++++ Supplied information ++++
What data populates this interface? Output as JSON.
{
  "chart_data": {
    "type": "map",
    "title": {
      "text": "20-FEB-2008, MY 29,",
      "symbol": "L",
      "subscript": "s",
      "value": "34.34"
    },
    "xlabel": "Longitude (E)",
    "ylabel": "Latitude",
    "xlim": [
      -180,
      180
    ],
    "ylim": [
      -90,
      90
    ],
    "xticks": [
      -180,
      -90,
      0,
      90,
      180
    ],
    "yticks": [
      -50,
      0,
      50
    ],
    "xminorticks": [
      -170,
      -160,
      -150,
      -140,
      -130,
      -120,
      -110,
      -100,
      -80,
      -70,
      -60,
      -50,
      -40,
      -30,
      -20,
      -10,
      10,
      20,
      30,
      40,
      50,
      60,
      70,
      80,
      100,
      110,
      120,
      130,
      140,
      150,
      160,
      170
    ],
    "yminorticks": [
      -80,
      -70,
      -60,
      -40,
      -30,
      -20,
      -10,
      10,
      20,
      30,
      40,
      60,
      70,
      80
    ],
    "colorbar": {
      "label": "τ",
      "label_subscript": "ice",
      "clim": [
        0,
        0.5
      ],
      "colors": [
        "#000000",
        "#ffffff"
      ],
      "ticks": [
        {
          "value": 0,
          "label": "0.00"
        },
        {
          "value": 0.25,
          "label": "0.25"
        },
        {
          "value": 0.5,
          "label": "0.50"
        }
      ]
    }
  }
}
++++
Aim of the exercise:
Restate the data above exactly, keeping each word as it stands.

Written answer:
What data populates this interface? Output as JSON.
{
  "chart_data": {
    "type": "map",
    "title": {
      "text": "20-FEB-2008, MY 29,",
      "symbol": "L",
      "subscript": "s",
      "value": "34.34"
    },
    "xlabel": "Longitude (E)",
    "ylabel": "Latitude",
    "xlim": [
      -180,
      180
    ],
    "ylim": [
      -90,
      90
    ],
    "xticks": [
      -180,
      -90,
      0,
      90,
      180
    ],
    "yticks": [
      -50,
      0,
      50
    ],
    "xminorticks": [
      -170,
      -160,
      -150,
      -140,
      -130,
      -120,
      -110,
      -100,
      -80,
      -70,
      -60,
      -50,
      -40,
      -30,
      -20,
      -10,
      10,
      20,
      30,
      40,
      50,
      60,
      70,
      80,
      100,
      110,
      120,
      130,
      140,
      150,
      160,
      170
    ],
    "yminorticks": [
      -80,
      -70,
      -60,
      -40,
      -30,
      -20,
      -10,
      10,
      20,
      30,
      40,
      60,
      70,
      80
    ],
    "colorbar": {
      "label": "τ",
      "label_subscript": "ice",
      "clim": [
        0,
        0.5
      ],
      "colors": [
        "#000000",
        "#ffffff"
      ],
      "ticks": [
        {
          "value": 0,
          "label": "0.00"
        },
        {
          "value": 0.25,
          "label": "0.25"
        },
        {
          "value": 0.5,
          "label": "0.50"
        }
      ]
    }
  }
}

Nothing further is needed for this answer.